"""

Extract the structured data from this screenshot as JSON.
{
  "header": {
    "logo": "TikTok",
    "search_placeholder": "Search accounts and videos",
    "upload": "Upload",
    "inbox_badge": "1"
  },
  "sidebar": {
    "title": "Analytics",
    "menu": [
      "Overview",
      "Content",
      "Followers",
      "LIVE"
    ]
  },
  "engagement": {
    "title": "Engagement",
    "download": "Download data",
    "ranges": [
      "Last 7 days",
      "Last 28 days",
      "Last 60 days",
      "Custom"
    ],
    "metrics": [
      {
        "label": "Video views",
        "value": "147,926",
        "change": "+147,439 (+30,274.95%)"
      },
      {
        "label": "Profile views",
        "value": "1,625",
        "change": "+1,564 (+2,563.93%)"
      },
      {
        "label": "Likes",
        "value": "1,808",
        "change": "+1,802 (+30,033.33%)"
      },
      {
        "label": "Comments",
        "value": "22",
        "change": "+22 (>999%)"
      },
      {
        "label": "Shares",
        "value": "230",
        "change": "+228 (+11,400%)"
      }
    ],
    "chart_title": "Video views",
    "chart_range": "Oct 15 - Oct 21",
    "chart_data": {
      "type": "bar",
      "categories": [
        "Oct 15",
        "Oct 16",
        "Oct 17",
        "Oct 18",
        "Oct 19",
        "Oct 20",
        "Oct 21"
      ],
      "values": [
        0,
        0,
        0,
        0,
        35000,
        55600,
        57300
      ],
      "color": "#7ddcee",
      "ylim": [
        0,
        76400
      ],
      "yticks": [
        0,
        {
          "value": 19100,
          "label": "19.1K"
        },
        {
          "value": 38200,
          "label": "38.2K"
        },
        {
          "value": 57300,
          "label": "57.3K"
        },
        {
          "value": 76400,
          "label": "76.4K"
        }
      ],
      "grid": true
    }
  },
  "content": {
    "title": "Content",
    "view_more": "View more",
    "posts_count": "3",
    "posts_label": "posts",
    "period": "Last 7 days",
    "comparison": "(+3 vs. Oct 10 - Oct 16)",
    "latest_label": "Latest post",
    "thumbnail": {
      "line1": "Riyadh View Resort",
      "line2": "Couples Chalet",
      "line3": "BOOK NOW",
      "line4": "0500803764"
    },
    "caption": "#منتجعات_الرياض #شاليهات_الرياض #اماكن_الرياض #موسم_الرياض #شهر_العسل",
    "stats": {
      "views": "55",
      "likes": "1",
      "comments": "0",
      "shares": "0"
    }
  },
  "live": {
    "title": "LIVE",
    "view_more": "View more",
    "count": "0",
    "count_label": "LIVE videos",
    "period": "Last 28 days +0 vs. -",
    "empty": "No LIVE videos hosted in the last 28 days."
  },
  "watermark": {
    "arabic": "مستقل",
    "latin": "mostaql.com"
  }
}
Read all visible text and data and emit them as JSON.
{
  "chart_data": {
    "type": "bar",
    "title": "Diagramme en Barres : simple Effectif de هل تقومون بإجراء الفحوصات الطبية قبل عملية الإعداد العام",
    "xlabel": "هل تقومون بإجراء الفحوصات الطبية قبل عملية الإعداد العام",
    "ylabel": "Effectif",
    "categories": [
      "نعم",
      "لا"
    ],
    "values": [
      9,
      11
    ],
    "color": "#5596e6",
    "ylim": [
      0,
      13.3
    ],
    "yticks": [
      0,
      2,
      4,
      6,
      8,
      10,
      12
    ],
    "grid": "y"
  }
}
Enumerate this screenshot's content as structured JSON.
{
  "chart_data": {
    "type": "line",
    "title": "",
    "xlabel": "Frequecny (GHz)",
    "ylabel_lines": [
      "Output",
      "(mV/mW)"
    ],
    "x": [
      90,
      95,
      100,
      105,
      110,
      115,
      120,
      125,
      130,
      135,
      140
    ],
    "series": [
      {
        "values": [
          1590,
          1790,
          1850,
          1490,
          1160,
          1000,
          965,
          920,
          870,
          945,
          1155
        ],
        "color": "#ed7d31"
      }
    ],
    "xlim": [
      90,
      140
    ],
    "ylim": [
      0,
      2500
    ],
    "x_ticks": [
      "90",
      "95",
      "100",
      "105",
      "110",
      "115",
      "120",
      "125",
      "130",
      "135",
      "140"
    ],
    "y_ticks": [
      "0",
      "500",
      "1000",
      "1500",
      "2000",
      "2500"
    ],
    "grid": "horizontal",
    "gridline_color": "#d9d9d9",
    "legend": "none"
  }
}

"""

Stated exercise:
Find the word "days" in the material, then list each line that holds it.

Exercise result:
      "Last 7 days",
      "Last 28 days",
      "Last 60 days",
    "period": "Last 7 days",
    "period": "Last 28 days +0 vs. -",
    "empty": "No LIVE videos hosted in the last 28 days."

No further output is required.